Please rewrite the lines below, changing "bar-shade" to "bar-fill" wherever it occurs and keeping everything else the same. Leave the pictures out of your answer.

########################################

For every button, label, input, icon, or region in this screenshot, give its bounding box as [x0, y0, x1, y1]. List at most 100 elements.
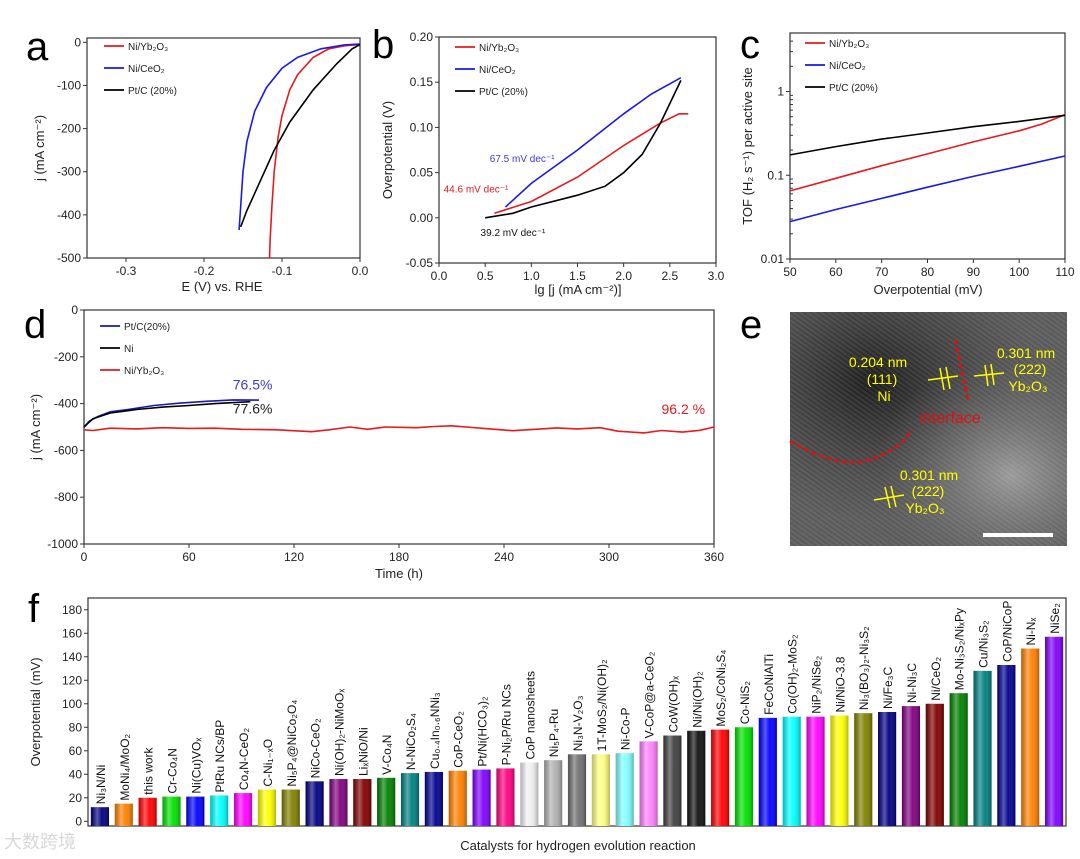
x-tick-label: 2.5	[661, 269, 678, 283]
bar-label: Ni(OH)₂-NiMoOₓ	[332, 689, 346, 776]
bar-shade	[639, 741, 658, 826]
legend-label: Pt/C (20%)	[128, 86, 177, 97]
series-line-2	[83, 424, 715, 434]
bar-shade	[472, 769, 491, 826]
bar-label: Ni₅P₄@NiCo₂O₄	[285, 700, 299, 787]
legend-label: Pt/C(20%)	[124, 322, 170, 333]
bar-label: Co₄N-CeO₂	[237, 728, 251, 791]
series-line-1	[238, 43, 361, 231]
bar-label: CoP/NiCoP	[1000, 601, 1014, 662]
y-tick-label: -400	[54, 397, 78, 411]
yb2o3-phase-label: Yb₂O₃	[1008, 378, 1047, 394]
y-tick-label: -500	[57, 251, 81, 265]
series-line-0	[268, 43, 361, 259]
bar-shade	[353, 778, 372, 826]
annotation-label: 77.6%	[233, 400, 273, 416]
y-tick-label: -400	[57, 208, 81, 222]
bar-shade	[734, 727, 754, 826]
bar-shade	[520, 762, 539, 826]
y-tick-label: 80	[69, 720, 83, 734]
lattice-marker-icon	[873, 363, 1005, 509]
y-tick-label: 0.20	[410, 30, 434, 44]
x-tick-label: 60	[829, 265, 843, 279]
series-line-0	[494, 113, 689, 215]
y-tick-label: 1	[777, 85, 784, 99]
x-tick-label: 300	[599, 550, 619, 564]
bar-label: Ni/CeO₂	[929, 656, 943, 700]
y-tick-label: 20	[69, 791, 83, 805]
y-tick-label: -200	[54, 350, 78, 364]
x-tick-label: 70	[875, 265, 889, 279]
bar-label: NiCo-CeO₂	[309, 718, 323, 778]
bar-label: NiSe₂	[1048, 603, 1062, 634]
x-tick-label: 60	[182, 550, 196, 564]
chart-panel-a: 0 -100 -200 -300 -400 -500 -0.3 -0.2 -0.1 0.0 E (V…	[32, 35, 369, 294]
x-tick-label: 3.0	[708, 269, 725, 283]
legend-label: Ni/CeO₂	[479, 65, 516, 76]
x-tick-label: 240	[494, 550, 514, 564]
bar-shade	[901, 706, 921, 826]
interface-line-curve	[789, 429, 914, 464]
bar-shade	[949, 693, 968, 826]
bar-label: P-Ni₂P/Ru NCs	[499, 684, 513, 765]
bar-shade	[997, 664, 1016, 826]
bar-shade	[806, 716, 825, 826]
bar-label: MoS₂/CoNi₂S₄	[714, 650, 728, 727]
ni-spacing-label: 0.204 nm	[849, 354, 907, 370]
x-axis-title: Overpotential (mV)	[873, 282, 982, 297]
y-tick-label: 0	[74, 35, 81, 49]
bar-label: Ni₃N-V₂O₃	[571, 695, 585, 751]
legend-label: Ni	[124, 344, 133, 355]
x-axis-title: Time (h)	[375, 566, 423, 581]
y-tick-label: -100	[57, 78, 81, 92]
plot-frame	[86, 37, 361, 259]
bar-shade	[973, 670, 992, 826]
bar-shade	[114, 803, 133, 826]
plots: 0 -100 -200 -300 -400 -500 -0.3 -0.2 -0.1 0.0 E (V…	[28, 30, 1075, 853]
bar-label: Ni(Cu)VOₓ	[189, 738, 203, 794]
bar-label: CoW(OH)ₓ	[666, 676, 680, 733]
y-axis-title: j (mA cm⁻²)	[28, 394, 43, 461]
bar-shade	[1021, 648, 1040, 826]
bar-shade	[186, 796, 205, 826]
x-tick-label: 2.0	[615, 269, 632, 283]
x-axis-title: Catalysts for hydrogen evolution reactio…	[460, 838, 696, 853]
bar-label: this work	[142, 746, 156, 794]
x-tick-label: 180	[389, 550, 409, 564]
y-tick-label: 0.00	[410, 211, 434, 225]
y-tick-label: 60	[69, 744, 83, 758]
x-tick-label: -0.2	[194, 264, 215, 278]
y-tick-label: 160	[62, 626, 82, 640]
x-tick-label: 50	[783, 265, 797, 279]
bar-shade	[615, 753, 634, 826]
bar-label: C-Ni₁₋ₓO	[261, 739, 275, 787]
ni-phase-label: Ni	[877, 388, 890, 404]
bar-shade	[162, 796, 181, 826]
bar-label: Co(OH)₂-MoS₂	[786, 634, 800, 714]
legend-label: Ni/Yb₂O₃	[829, 39, 869, 50]
scale-bar	[983, 533, 1053, 537]
bar-label: 1T-MoS₂/Ni(OH)₂	[595, 659, 609, 751]
series-line-1	[83, 400, 251, 428]
series-line-1	[504, 76, 682, 208]
bar-shade	[257, 789, 276, 826]
bar-shade	[854, 713, 873, 826]
bar-label: Ni₃(BO₃)₂-Ni₃S₂	[857, 626, 871, 710]
panel-label-b: b	[372, 23, 394, 67]
bar-shade	[305, 781, 324, 826]
bar-shade	[138, 797, 157, 826]
y-tick-label: 140	[62, 650, 82, 664]
bar-shade	[281, 789, 300, 826]
series-line-1	[789, 155, 1066, 223]
bar-label: Pt/Ni(HCO₃)₂	[476, 696, 490, 767]
bar-label: Ni/Fe₃C	[881, 666, 895, 709]
x-tick-label: 120	[284, 550, 304, 564]
y-tick-label: 0.01	[761, 252, 785, 266]
bar-shade	[567, 754, 587, 826]
x-tick-label: 0	[81, 550, 88, 564]
bar-shade	[758, 717, 777, 826]
bar-label: Ni-Nₓ	[1024, 618, 1038, 646]
y-axis-title: Overpotential (V)	[380, 101, 395, 199]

########################################

◆ **ANSWER BELOW**
For every button, label, input, icon, or region in this screenshot, give its bounding box as [x0, y0, x1, y1]. List at most 100 elements.
x-tick-label: 2.5	[661, 269, 678, 283]
bar-label: Ni(OH)₂-NiMoOₓ	[332, 689, 346, 776]
bar-fill	[639, 741, 658, 826]
legend-label: Pt/C (20%)	[128, 86, 177, 97]
series-line-2	[83, 424, 715, 434]
bar-fill	[472, 769, 491, 826]
bar-label: Ni₅P₄@NiCo₂O₄	[285, 700, 299, 787]
legend-label: Pt/C(20%)	[124, 322, 170, 333]
bar-label: Co₄N-CeO₂	[237, 728, 251, 791]
series-line-1	[238, 43, 361, 231]
bar-label: CoP/NiCoP	[1000, 601, 1014, 662]
y-tick-label: -400	[54, 397, 78, 411]
yb2o3-phase-label: Yb₂O₃	[1008, 378, 1047, 394]
y-tick-label: -500	[57, 251, 81, 265]
series-line-0	[268, 43, 361, 259]
bar-fill	[353, 778, 372, 826]
annotation-label: 77.6%	[233, 400, 273, 416]
y-tick-label: -400	[57, 208, 81, 222]
bar-fill	[734, 727, 754, 826]
bar-fill	[520, 762, 539, 826]
y-tick-label: 80	[69, 720, 83, 734]
lattice-marker-icon	[873, 363, 1005, 509]
y-tick-label: 0.20	[410, 30, 434, 44]
x-tick-label: 60	[829, 265, 843, 279]
series-line-0	[494, 113, 689, 215]
y-tick-label: 1	[777, 85, 784, 99]
x-tick-label: 300	[599, 550, 619, 564]
bar-label: Ni/CeO₂	[929, 656, 943, 700]
y-tick-label: 20	[69, 791, 83, 805]
y-tick-label: -200	[54, 350, 78, 364]
x-tick-label: 70	[875, 265, 889, 279]
bar-label: NiCo-CeO₂	[309, 718, 323, 778]
bar-label: NiSe₂	[1048, 603, 1062, 634]
x-tick-label: 60	[182, 550, 196, 564]
chart-panel-a: 0 -100 -200 -300 -400 -500 -0.3 -0.2 -0.1 0.0 E (V…	[32, 35, 369, 294]
x-tick-label: 3.0	[708, 269, 725, 283]
legend-label: Ni/CeO₂	[479, 65, 516, 76]
x-tick-label: 240	[494, 550, 514, 564]
bar-fill	[901, 706, 921, 826]
interface-line-curve	[789, 429, 914, 464]
bar-fill	[949, 693, 968, 826]
bar-label: P-Ni₂P/Ru NCs	[499, 684, 513, 765]
bar-fill	[997, 664, 1016, 826]
bar-fill	[806, 716, 825, 826]
bar-label: MoS₂/CoNi₂S₄	[714, 650, 728, 727]
ni-spacing-label: 0.204 nm	[849, 354, 907, 370]
x-axis-title: Overpotential (mV)	[873, 282, 982, 297]
y-tick-label: 0	[74, 35, 81, 49]
bar-label: Ni₃N-V₂O₃	[571, 695, 585, 751]
legend-label: Ni	[124, 344, 133, 355]
x-axis-title: Time (h)	[375, 566, 423, 581]
y-tick-label: -100	[57, 78, 81, 92]
plot-frame	[86, 37, 361, 259]
bar-fill	[973, 670, 992, 826]
bar-fill	[114, 803, 133, 826]
plots: 0 -100 -200 -300 -400 -500 -0.3 -0.2 -0.1 0.0 E (V…	[28, 30, 1075, 853]
bar-label: Ni(Cu)VOₓ	[189, 738, 203, 794]
bar-label: CoW(OH)ₓ	[666, 676, 680, 733]
y-axis-title: j (mA cm⁻²)	[28, 394, 43, 461]
bar-fill	[1021, 648, 1040, 826]
bar-fill	[186, 796, 205, 826]
x-tick-label: 2.0	[615, 269, 632, 283]
x-axis-title: Catalysts for hydrogen evolution reactio…	[460, 838, 696, 853]
bar-label: this work	[142, 746, 156, 794]
x-tick-label: 180	[389, 550, 409, 564]
y-tick-label: 0.00	[410, 211, 434, 225]
y-tick-label: 60	[69, 744, 83, 758]
x-tick-label: -0.2	[194, 264, 215, 278]
y-tick-label: 160	[62, 626, 82, 640]
x-tick-label: 50	[783, 265, 797, 279]
bar-fill	[615, 753, 634, 826]
bar-label: C-Ni₁₋ₓO	[261, 739, 275, 787]
ni-phase-label: Ni	[877, 388, 890, 404]
bar-fill	[162, 796, 181, 826]
bar-label: Co(OH)₂-MoS₂	[786, 634, 800, 714]
legend-label: Ni/Yb₂O₃	[829, 39, 869, 50]
scale-bar	[983, 533, 1053, 537]
bar-label: 1T-MoS₂/Ni(OH)₂	[595, 659, 609, 751]
series-line-1	[83, 400, 251, 428]
series-line-1	[504, 76, 682, 208]
bar-fill	[257, 789, 276, 826]
bar-fill	[854, 713, 873, 826]
bar-label: Ni₃(BO₃)₂-Ni₃S₂	[857, 626, 871, 710]
panel-label-b: b	[372, 23, 394, 67]
bar-fill	[305, 781, 324, 826]
bar-fill	[138, 797, 157, 826]
y-tick-label: 140	[62, 650, 82, 664]
bar-fill	[281, 789, 300, 826]
series-line-1	[789, 155, 1066, 223]
bar-label: Pt/Ni(HCO₃)₂	[476, 696, 490, 767]
bar-label: Ni/Fe₃C	[881, 666, 895, 709]
x-tick-label: 120	[284, 550, 304, 564]
y-tick-label: 0.01	[761, 252, 785, 266]
bar-fill	[567, 754, 587, 826]
x-tick-label: 0	[81, 550, 88, 564]
bar-fill	[758, 717, 777, 826]
bar-label: Ni-Nₓ	[1024, 618, 1038, 646]
y-axis-title: Overpotential (V)	[380, 101, 395, 199]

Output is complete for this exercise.